> **DATA FOR THE TASK**
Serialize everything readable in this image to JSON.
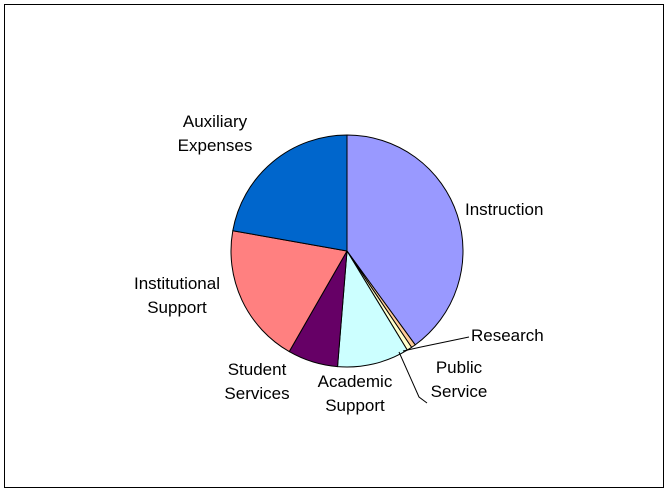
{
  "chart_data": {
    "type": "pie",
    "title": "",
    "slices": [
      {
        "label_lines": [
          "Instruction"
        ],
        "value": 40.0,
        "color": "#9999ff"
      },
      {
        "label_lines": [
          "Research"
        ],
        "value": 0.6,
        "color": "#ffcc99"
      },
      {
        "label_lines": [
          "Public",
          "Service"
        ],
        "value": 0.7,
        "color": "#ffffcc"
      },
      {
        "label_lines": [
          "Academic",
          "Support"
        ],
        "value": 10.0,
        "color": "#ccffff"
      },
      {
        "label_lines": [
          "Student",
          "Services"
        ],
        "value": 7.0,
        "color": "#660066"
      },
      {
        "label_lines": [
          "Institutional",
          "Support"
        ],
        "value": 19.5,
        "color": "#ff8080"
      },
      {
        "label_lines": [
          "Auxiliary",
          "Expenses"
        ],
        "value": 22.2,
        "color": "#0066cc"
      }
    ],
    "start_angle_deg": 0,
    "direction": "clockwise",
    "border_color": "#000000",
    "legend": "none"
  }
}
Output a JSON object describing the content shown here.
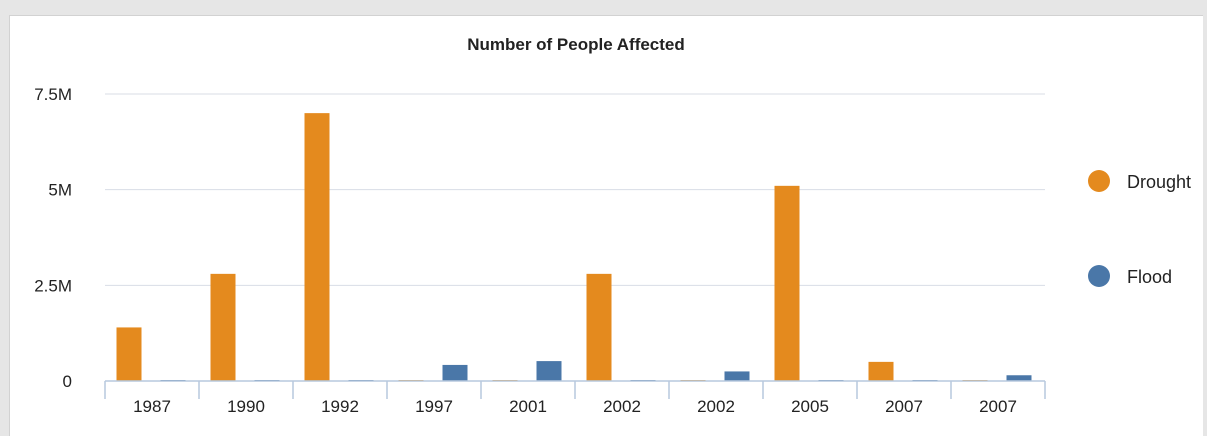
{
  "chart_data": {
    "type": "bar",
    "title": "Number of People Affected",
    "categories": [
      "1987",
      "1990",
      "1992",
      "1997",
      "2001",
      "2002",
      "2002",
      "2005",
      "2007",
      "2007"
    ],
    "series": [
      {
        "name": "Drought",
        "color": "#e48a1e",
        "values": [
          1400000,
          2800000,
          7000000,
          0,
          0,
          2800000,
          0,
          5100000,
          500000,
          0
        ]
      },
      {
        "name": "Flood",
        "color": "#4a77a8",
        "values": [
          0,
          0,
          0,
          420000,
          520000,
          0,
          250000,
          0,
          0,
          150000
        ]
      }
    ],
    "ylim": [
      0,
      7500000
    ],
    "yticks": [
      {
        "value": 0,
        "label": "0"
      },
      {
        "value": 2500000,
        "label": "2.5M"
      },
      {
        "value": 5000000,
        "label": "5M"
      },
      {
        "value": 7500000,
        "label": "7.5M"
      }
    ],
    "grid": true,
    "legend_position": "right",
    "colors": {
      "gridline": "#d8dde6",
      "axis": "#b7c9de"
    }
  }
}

> **WHAT IS ASKED**
All preceding records should be duplicated verbatim, images excepted.

> **RESULT**
Serialize everything readable in this image to JSON.
{
  "chart_data": {
    "type": "pie",
    "title": "",
    "slices": [
      {
        "label_lines": [
          "Instruction"
        ],
        "value": 40.0,
        "color": "#9999ff"
      },
      {
        "label_lines": [
          "Research"
        ],
        "value": 0.6,
        "color": "#ffcc99"
      },
      {
        "label_lines": [
          "Public",
          "Service"
        ],
        "value": 0.7,
        "color": "#ffffcc"
      },
      {
        "label_lines": [
          "Academic",
          "Support"
        ],
        "value": 10.0,
        "color": "#ccffff"
      },
      {
        "label_lines": [
          "Student",
          "Services"
        ],
        "value": 7.0,
        "color": "#660066"
      },
      {
        "label_lines": [
          "Institutional",
          "Support"
        ],
        "value": 19.5,
        "color": "#ff8080"
      },
      {
        "label_lines": [
          "Auxiliary",
          "Expenses"
        ],
        "value": 22.2,
        "color": "#0066cc"
      }
    ],
    "start_angle_deg": 0,
    "direction": "clockwise",
    "border_color": "#000000",
    "legend": "none"
  }
}
Output a JSON object describing the content shown here.
{
  "chart_data": {
    "type": "bar",
    "title": "Number of People Affected",
    "categories": [
      "1987",
      "1990",
      "1992",
      "1997",
      "2001",
      "2002",
      "2002",
      "2005",
      "2007",
      "2007"
    ],
    "series": [
      {
        "name": "Drought",
        "color": "#e48a1e",
        "values": [
          1400000,
          2800000,
          7000000,
          0,
          0,
          2800000,
          0,
          5100000,
          500000,
          0
        ]
      },
      {
        "name": "Flood",
        "color": "#4a77a8",
        "values": [
          0,
          0,
          0,
          420000,
          520000,
          0,
          250000,
          0,
          0,
          150000
        ]
      }
    ],
    "ylim": [
      0,
      7500000
    ],
    "yticks": [
      {
        "value": 0,
        "label": "0"
      },
      {
        "value": 2500000,
        "label": "2.5M"
      },
      {
        "value": 5000000,
        "label": "5M"
      },
      {
        "value": 7500000,
        "label": "7.5M"
      }
    ],
    "grid": true,
    "legend_position": "right",
    "colors": {
      "gridline": "#d8dde6",
      "axis": "#b7c9de"
    }
  }
}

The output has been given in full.